#### PROVIDED MATERIAL:
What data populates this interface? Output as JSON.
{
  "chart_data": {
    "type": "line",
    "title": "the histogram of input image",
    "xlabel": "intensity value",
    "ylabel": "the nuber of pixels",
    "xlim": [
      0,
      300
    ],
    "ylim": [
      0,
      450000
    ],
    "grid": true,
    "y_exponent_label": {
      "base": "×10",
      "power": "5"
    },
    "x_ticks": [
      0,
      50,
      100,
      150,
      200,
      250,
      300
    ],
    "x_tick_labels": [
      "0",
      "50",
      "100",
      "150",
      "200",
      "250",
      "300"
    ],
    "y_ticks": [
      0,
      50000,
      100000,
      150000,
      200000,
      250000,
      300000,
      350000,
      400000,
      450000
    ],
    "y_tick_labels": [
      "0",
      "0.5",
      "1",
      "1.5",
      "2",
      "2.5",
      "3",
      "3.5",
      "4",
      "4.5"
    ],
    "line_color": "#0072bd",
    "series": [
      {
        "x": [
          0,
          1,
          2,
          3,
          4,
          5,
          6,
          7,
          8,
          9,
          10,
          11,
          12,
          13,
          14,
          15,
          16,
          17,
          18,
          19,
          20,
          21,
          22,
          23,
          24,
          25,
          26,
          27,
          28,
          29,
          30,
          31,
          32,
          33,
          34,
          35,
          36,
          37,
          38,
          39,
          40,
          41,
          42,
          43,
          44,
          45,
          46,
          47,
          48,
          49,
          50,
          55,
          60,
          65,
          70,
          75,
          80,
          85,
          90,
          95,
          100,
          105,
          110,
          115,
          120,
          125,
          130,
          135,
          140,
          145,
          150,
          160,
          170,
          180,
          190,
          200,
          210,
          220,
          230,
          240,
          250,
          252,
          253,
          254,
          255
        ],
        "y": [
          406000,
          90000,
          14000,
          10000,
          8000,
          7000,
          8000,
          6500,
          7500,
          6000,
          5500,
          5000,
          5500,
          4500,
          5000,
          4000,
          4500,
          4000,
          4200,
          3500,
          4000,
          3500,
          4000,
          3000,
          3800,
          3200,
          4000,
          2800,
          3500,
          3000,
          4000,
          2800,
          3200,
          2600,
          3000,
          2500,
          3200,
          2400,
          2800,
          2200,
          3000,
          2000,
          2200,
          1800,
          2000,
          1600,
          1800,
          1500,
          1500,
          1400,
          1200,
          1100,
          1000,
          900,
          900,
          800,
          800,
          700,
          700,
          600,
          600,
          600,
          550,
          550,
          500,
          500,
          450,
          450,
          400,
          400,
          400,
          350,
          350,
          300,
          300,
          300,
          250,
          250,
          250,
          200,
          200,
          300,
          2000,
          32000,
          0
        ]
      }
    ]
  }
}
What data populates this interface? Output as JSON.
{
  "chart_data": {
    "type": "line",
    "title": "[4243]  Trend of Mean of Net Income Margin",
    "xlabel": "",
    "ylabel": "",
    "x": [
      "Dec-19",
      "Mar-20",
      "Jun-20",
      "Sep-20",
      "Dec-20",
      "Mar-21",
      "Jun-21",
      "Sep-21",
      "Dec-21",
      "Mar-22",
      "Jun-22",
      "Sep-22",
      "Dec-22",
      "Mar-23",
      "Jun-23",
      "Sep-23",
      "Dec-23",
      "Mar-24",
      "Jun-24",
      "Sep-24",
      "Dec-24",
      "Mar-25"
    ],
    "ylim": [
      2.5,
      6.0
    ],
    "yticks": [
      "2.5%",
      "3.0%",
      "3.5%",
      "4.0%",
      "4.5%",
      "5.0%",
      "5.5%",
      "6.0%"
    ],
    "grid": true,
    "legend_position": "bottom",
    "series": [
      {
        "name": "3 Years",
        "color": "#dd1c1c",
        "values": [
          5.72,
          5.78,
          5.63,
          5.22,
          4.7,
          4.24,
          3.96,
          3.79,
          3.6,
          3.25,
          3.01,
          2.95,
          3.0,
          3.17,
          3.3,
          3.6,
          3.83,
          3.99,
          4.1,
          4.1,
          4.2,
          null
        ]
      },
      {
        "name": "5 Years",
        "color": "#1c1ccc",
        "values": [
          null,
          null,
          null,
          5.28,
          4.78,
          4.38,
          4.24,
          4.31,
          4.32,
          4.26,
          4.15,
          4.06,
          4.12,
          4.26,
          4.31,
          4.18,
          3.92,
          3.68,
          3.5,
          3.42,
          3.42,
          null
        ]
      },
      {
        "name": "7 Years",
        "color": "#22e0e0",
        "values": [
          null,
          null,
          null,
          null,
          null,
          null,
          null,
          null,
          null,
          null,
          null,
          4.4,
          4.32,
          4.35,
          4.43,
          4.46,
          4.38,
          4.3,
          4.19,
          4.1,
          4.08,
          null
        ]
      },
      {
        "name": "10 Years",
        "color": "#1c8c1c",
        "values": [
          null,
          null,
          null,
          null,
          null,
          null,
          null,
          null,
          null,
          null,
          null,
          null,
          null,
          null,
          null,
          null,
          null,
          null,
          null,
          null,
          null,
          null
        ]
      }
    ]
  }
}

#### WORK REQUIRED:
Copy the records above exactly.

#### WRITTEN SOLUTION:
What data populates this interface? Output as JSON.
{
  "chart_data": {
    "type": "line",
    "title": "the histogram of input image",
    "xlabel": "intensity value",
    "ylabel": "the nuber of pixels",
    "xlim": [
      0,
      300
    ],
    "ylim": [
      0,
      450000
    ],
    "grid": true,
    "y_exponent_label": {
      "base": "×10",
      "power": "5"
    },
    "x_ticks": [
      0,
      50,
      100,
      150,
      200,
      250,
      300
    ],
    "x_tick_labels": [
      "0",
      "50",
      "100",
      "150",
      "200",
      "250",
      "300"
    ],
    "y_ticks": [
      0,
      50000,
      100000,
      150000,
      200000,
      250000,
      300000,
      350000,
      400000,
      450000
    ],
    "y_tick_labels": [
      "0",
      "0.5",
      "1",
      "1.5",
      "2",
      "2.5",
      "3",
      "3.5",
      "4",
      "4.5"
    ],
    "line_color": "#0072bd",
    "series": [
      {
        "x": [
          0,
          1,
          2,
          3,
          4,
          5,
          6,
          7,
          8,
          9,
          10,
          11,
          12,
          13,
          14,
          15,
          16,
          17,
          18,
          19,
          20,
          21,
          22,
          23,
          24,
          25,
          26,
          27,
          28,
          29,
          30,
          31,
          32,
          33,
          34,
          35,
          36,
          37,
          38,
          39,
          40,
          41,
          42,
          43,
          44,
          45,
          46,
          47,
          48,
          49,
          50,
          55,
          60,
          65,
          70,
          75,
          80,
          85,
          90,
          95,
          100,
          105,
          110,
          115,
          120,
          125,
          130,
          135,
          140,
          145,
          150,
          160,
          170,
          180,
          190,
          200,
          210,
          220,
          230,
          240,
          250,
          252,
          253,
          254,
          255
        ],
        "y": [
          406000,
          90000,
          14000,
          10000,
          8000,
          7000,
          8000,
          6500,
          7500,
          6000,
          5500,
          5000,
          5500,
          4500,
          5000,
          4000,
          4500,
          4000,
          4200,
          3500,
          4000,
          3500,
          4000,
          3000,
          3800,
          3200,
          4000,
          2800,
          3500,
          3000,
          4000,
          2800,
          3200,
          2600,
          3000,
          2500,
          3200,
          2400,
          2800,
          2200,
          3000,
          2000,
          2200,
          1800,
          2000,
          1600,
          1800,
          1500,
          1500,
          1400,
          1200,
          1100,
          1000,
          900,
          900,
          800,
          800,
          700,
          700,
          600,
          600,
          600,
          550,
          550,
          500,
          500,
          450,
          450,
          400,
          400,
          400,
          350,
          350,
          300,
          300,
          300,
          250,
          250,
          250,
          200,
          200,
          300,
          2000,
          32000,
          0
        ]
      }
    ]
  }
}
What data populates this interface? Output as JSON.
{
  "chart_data": {
    "type": "line",
    "title": "[4243]  Trend of Mean of Net Income Margin",
    "xlabel": "",
    "ylabel": "",
    "x": [
      "Dec-19",
      "Mar-20",
      "Jun-20",
      "Sep-20",
      "Dec-20",
      "Mar-21",
      "Jun-21",
      "Sep-21",
      "Dec-21",
      "Mar-22",
      "Jun-22",
      "Sep-22",
      "Dec-22",
      "Mar-23",
      "Jun-23",
      "Sep-23",
      "Dec-23",
      "Mar-24",
      "Jun-24",
      "Sep-24",
      "Dec-24",
      "Mar-25"
    ],
    "ylim": [
      2.5,
      6.0
    ],
    "yticks": [
      "2.5%",
      "3.0%",
      "3.5%",
      "4.0%",
      "4.5%",
      "5.0%",
      "5.5%",
      "6.0%"
    ],
    "grid": true,
    "legend_position": "bottom",
    "series": [
      {
        "name": "3 Years",
        "color": "#dd1c1c",
        "values": [
          5.72,
          5.78,
          5.63,
          5.22,
          4.7,
          4.24,
          3.96,
          3.79,
          3.6,
          3.25,
          3.01,
          2.95,
          3.0,
          3.17,
          3.3,
          3.6,
          3.83,
          3.99,
          4.1,
          4.1,
          4.2,
          null
        ]
      },
      {
        "name": "5 Years",
        "color": "#1c1ccc",
        "values": [
          null,
          null,
          null,
          5.28,
          4.78,
          4.38,
          4.24,
          4.31,
          4.32,
          4.26,
          4.15,
          4.06,
          4.12,
          4.26,
          4.31,
          4.18,
          3.92,
          3.68,
          3.5,
          3.42,
          3.42,
          null
        ]
      },
      {
        "name": "7 Years",
        "color": "#22e0e0",
        "values": [
          null,
          null,
          null,
          null,
          null,
          null,
          null,
          null,
          null,
          null,
          null,
          4.4,
          4.32,
          4.35,
          4.43,
          4.46,
          4.38,
          4.3,
          4.19,
          4.1,
          4.08,
          null
        ]
      },
      {
        "name": "10 Years",
        "color": "#1c8c1c",
        "values": [
          null,
          null,
          null,
          null,
          null,
          null,
          null,
          null,
          null,
          null,
          null,
          null,
          null,
          null,
          null,
          null,
          null,
          null,
          null,
          null,
          null,
          null
        ]
      }
    ]
  }
}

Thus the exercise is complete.